* TO BE DONE *
Across the listing below, count the lines that mention the string "JSON". Reply with the figure only.

* SUPPLIED DATA *
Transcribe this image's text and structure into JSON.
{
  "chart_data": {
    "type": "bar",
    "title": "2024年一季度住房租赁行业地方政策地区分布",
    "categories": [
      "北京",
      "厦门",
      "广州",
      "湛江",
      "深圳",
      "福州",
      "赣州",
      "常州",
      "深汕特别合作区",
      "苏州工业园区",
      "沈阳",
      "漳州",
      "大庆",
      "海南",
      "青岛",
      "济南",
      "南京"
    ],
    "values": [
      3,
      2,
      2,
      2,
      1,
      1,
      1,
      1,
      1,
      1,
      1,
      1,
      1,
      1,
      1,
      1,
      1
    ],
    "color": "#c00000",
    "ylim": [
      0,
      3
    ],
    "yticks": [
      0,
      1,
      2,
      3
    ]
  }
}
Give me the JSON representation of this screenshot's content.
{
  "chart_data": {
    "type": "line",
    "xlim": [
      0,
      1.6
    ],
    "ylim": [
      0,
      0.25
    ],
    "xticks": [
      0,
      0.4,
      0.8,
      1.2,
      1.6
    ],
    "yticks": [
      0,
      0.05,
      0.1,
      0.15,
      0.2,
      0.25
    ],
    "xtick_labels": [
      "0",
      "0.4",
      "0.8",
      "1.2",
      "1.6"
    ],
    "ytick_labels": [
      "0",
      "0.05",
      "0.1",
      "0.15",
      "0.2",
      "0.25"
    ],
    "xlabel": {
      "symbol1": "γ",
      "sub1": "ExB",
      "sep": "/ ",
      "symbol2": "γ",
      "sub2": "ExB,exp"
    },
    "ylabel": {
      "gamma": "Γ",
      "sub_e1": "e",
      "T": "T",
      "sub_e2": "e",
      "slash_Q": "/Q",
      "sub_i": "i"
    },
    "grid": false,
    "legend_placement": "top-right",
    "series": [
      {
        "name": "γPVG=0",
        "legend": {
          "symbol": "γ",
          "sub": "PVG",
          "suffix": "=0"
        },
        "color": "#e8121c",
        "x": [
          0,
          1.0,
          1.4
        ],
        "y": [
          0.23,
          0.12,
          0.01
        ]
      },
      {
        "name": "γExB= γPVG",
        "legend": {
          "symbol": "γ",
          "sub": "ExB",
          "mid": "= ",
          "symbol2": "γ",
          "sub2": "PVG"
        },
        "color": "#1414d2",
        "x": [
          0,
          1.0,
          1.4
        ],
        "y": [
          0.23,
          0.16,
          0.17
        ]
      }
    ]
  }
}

* THE OUTPUT *
2